* _Rows from a figure dataset_:
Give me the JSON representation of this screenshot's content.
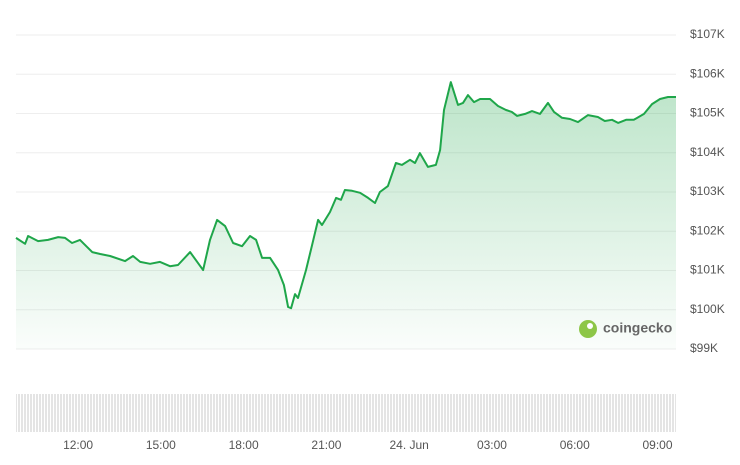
{
  "chart_data": {
    "type": "area",
    "watermark": "coingecko",
    "color": "#1fa64a",
    "x": [
      9.75,
      10.08,
      10.19,
      10.55,
      10.91,
      11.28,
      11.53,
      11.78,
      12.07,
      12.51,
      12.8,
      13.16,
      13.7,
      13.99,
      14.25,
      14.61,
      14.97,
      15.33,
      15.62,
      16.06,
      16.53,
      16.78,
      17.04,
      17.33,
      17.62,
      17.94,
      18.23,
      18.45,
      18.67,
      18.96,
      19.25,
      19.46,
      19.61,
      19.72,
      19.86,
      19.97,
      20.26,
      20.48,
      20.7,
      20.84,
      21.13,
      21.35,
      21.53,
      21.67,
      21.93,
      22.22,
      22.51,
      22.76,
      22.94,
      23.23,
      23.52,
      23.74,
      24.03,
      24.21,
      24.39,
      24.68,
      24.97,
      25.12,
      25.26,
      25.51,
      25.77,
      25.95,
      26.13,
      26.35,
      26.57,
      26.93,
      27.22,
      27.51,
      27.72,
      27.91,
      28.2,
      28.45,
      28.74,
      29.03,
      29.25,
      29.54,
      29.83,
      30.12,
      30.48,
      30.84,
      31.09,
      31.35,
      31.57,
      31.86,
      32.14,
      32.51,
      32.8,
      33.09,
      33.38,
      33.67
    ],
    "values": [
      101830,
      101680,
      101880,
      101750,
      101780,
      101850,
      101830,
      101700,
      101780,
      101470,
      101420,
      101370,
      101240,
      101370,
      101220,
      101170,
      101220,
      101110,
      101140,
      101470,
      101010,
      101780,
      102290,
      102130,
      101700,
      101620,
      101880,
      101780,
      101320,
      101320,
      101010,
      100630,
      100070,
      100040,
      100400,
      100300,
      101010,
      101650,
      102290,
      102160,
      102490,
      102850,
      102800,
      103050,
      103030,
      102980,
      102850,
      102720,
      103000,
      103150,
      103740,
      103690,
      103820,
      103740,
      103990,
      103640,
      103690,
      104070,
      105090,
      105800,
      105220,
      105270,
      105470,
      105290,
      105370,
      105370,
      105190,
      105090,
      105040,
      104940,
      104990,
      105060,
      104990,
      105270,
      105040,
      104890,
      104860,
      104780,
      104960,
      104910,
      104810,
      104840,
      104760,
      104840,
      104840,
      104990,
      105240,
      105370,
      105420,
      105420
    ],
    "xlim": [
      9.75,
      33.67
    ],
    "xticks": [
      {
        "value": 12,
        "label": "12:00"
      },
      {
        "value": 15,
        "label": "15:00"
      },
      {
        "value": 18,
        "label": "18:00"
      },
      {
        "value": 21,
        "label": "21:00"
      },
      {
        "value": 24,
        "label": "24. Jun"
      },
      {
        "value": 27,
        "label": "03:00"
      },
      {
        "value": 30,
        "label": "06:00"
      },
      {
        "value": 33,
        "label": "09:00"
      }
    ],
    "ylim": [
      99000,
      107000
    ],
    "yticks": [
      {
        "value": 99000,
        "label": "$99K"
      },
      {
        "value": 100000,
        "label": "$100K"
      },
      {
        "value": 101000,
        "label": "$101K"
      },
      {
        "value": 102000,
        "label": "$102K"
      },
      {
        "value": 103000,
        "label": "$103K"
      },
      {
        "value": 104000,
        "label": "$104K"
      },
      {
        "value": 105000,
        "label": "$105K"
      },
      {
        "value": 106000,
        "label": "$106K"
      },
      {
        "value": 107000,
        "label": "$107K"
      }
    ],
    "grid": true
  }
}
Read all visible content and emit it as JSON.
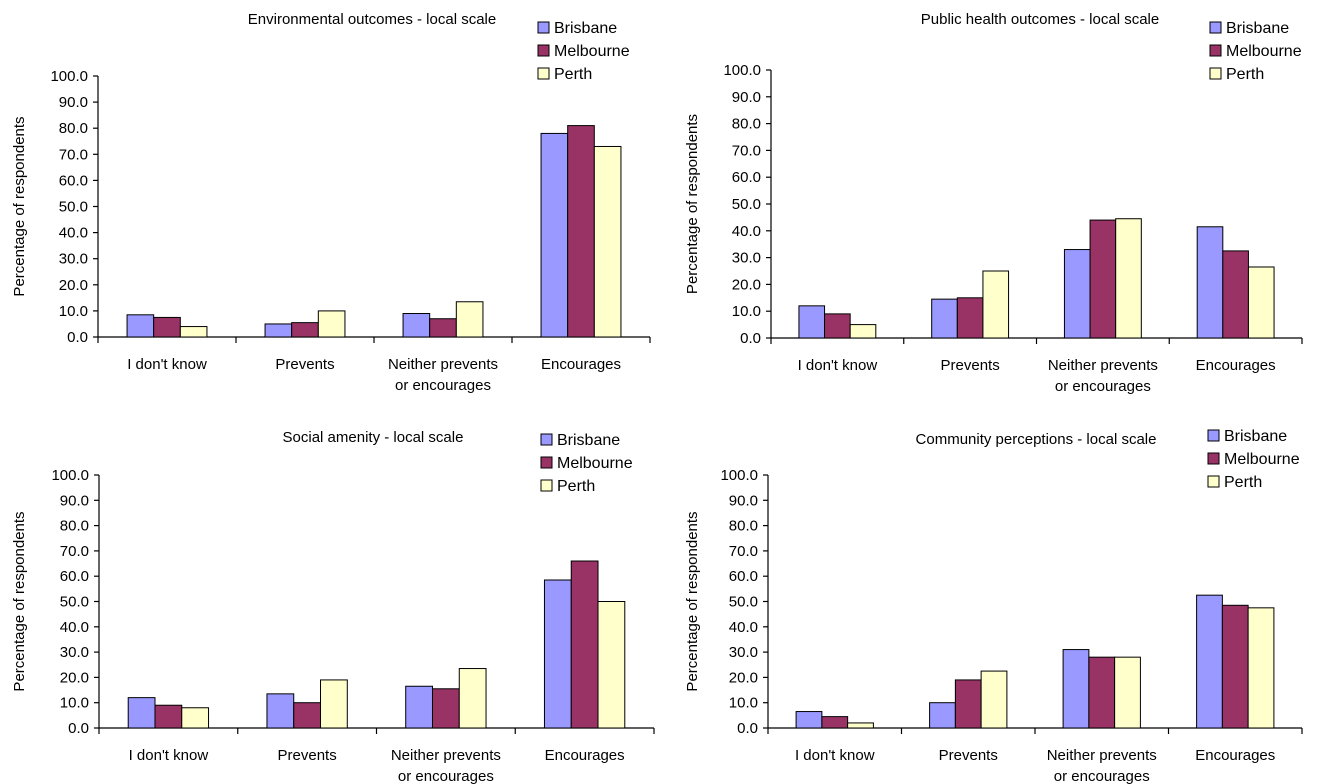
{
  "colors": {
    "Brisbane": "#9999ff",
    "Melbourne": "#993366",
    "Perth": "#ffffcc",
    "stroke": "#000000"
  },
  "chart_data": [
    {
      "type": "bar",
      "title": "Environmental outcomes - local scale",
      "ylabel": "Percentage of respondents",
      "xlabel": "",
      "ylim": [
        0,
        100
      ],
      "yticks": [
        "0.0",
        "10.0",
        "20.0",
        "30.0",
        "40.0",
        "50.0",
        "60.0",
        "70.0",
        "80.0",
        "90.0",
        "100.0"
      ],
      "categories": [
        [
          "I don't know"
        ],
        [
          "Prevents"
        ],
        [
          "Neither prevents",
          "or encourages"
        ],
        [
          "Encourages"
        ]
      ],
      "series": [
        {
          "name": "Brisbane",
          "values": [
            8.5,
            5.0,
            9.0,
            78.0
          ]
        },
        {
          "name": "Melbourne",
          "values": [
            7.5,
            5.5,
            7.0,
            81.0
          ]
        },
        {
          "name": "Perth",
          "values": [
            4.0,
            10.0,
            13.5,
            73.0
          ]
        }
      ],
      "legend": "top-right",
      "grid": false
    },
    {
      "type": "bar",
      "title": "Public health outcomes - local scale",
      "ylabel": "Percentage of respondents",
      "xlabel": "",
      "ylim": [
        0,
        100
      ],
      "yticks": [
        "0.0",
        "10.0",
        "20.0",
        "30.0",
        "40.0",
        "50.0",
        "60.0",
        "70.0",
        "80.0",
        "90.0",
        "100.0"
      ],
      "categories": [
        [
          "I don't know"
        ],
        [
          "Prevents"
        ],
        [
          "Neither prevents",
          "or encourages"
        ],
        [
          "Encourages"
        ]
      ],
      "series": [
        {
          "name": "Brisbane",
          "values": [
            12.0,
            14.5,
            33.0,
            41.5
          ]
        },
        {
          "name": "Melbourne",
          "values": [
            9.0,
            15.0,
            44.0,
            32.5
          ]
        },
        {
          "name": "Perth",
          "values": [
            5.0,
            25.0,
            44.5,
            26.5
          ]
        }
      ],
      "legend": "top-right",
      "grid": false
    },
    {
      "type": "bar",
      "title": "Social amenity - local scale",
      "ylabel": "Percentage of respondents",
      "xlabel": "",
      "ylim": [
        0,
        100
      ],
      "yticks": [
        "0.0",
        "10.0",
        "20.0",
        "30.0",
        "40.0",
        "50.0",
        "60.0",
        "70.0",
        "80.0",
        "90.0",
        "100.0"
      ],
      "categories": [
        [
          "I don't know"
        ],
        [
          "Prevents"
        ],
        [
          "Neither prevents",
          "or encourages"
        ],
        [
          "Encourages"
        ]
      ],
      "series": [
        {
          "name": "Brisbane",
          "values": [
            12.0,
            13.5,
            16.5,
            58.5
          ]
        },
        {
          "name": "Melbourne",
          "values": [
            9.0,
            10.0,
            15.5,
            66.0
          ]
        },
        {
          "name": "Perth",
          "values": [
            8.0,
            19.0,
            23.5,
            50.0
          ]
        }
      ],
      "legend": "top-right",
      "grid": false
    },
    {
      "type": "bar",
      "title": "Community perceptions - local scale",
      "ylabel": "Percentage of respondents",
      "xlabel": "",
      "ylim": [
        0,
        100
      ],
      "yticks": [
        "0.0",
        "10.0",
        "20.0",
        "30.0",
        "40.0",
        "50.0",
        "60.0",
        "70.0",
        "80.0",
        "90.0",
        "100.0"
      ],
      "categories": [
        [
          "I don't know"
        ],
        [
          "Prevents"
        ],
        [
          "Neither prevents",
          "or encourages"
        ],
        [
          "Encourages"
        ]
      ],
      "series": [
        {
          "name": "Brisbane",
          "values": [
            6.5,
            10.0,
            31.0,
            52.5
          ]
        },
        {
          "name": "Melbourne",
          "values": [
            4.5,
            19.0,
            28.0,
            48.5
          ]
        },
        {
          "name": "Perth",
          "values": [
            2.0,
            22.5,
            28.0,
            47.5
          ]
        }
      ],
      "legend": "top-right",
      "grid": false
    }
  ]
}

* _WHAT IS BEING ASKED_:
Copy each line from the records above that includes the string "local".

* _WRITTEN ANSWER_:
      "title": "Environmental outcomes - local scale",
      "title": "Public health outcomes - local scale",
      "title": "Social amenity - local scale",
      "title": "Community perceptions - local scale",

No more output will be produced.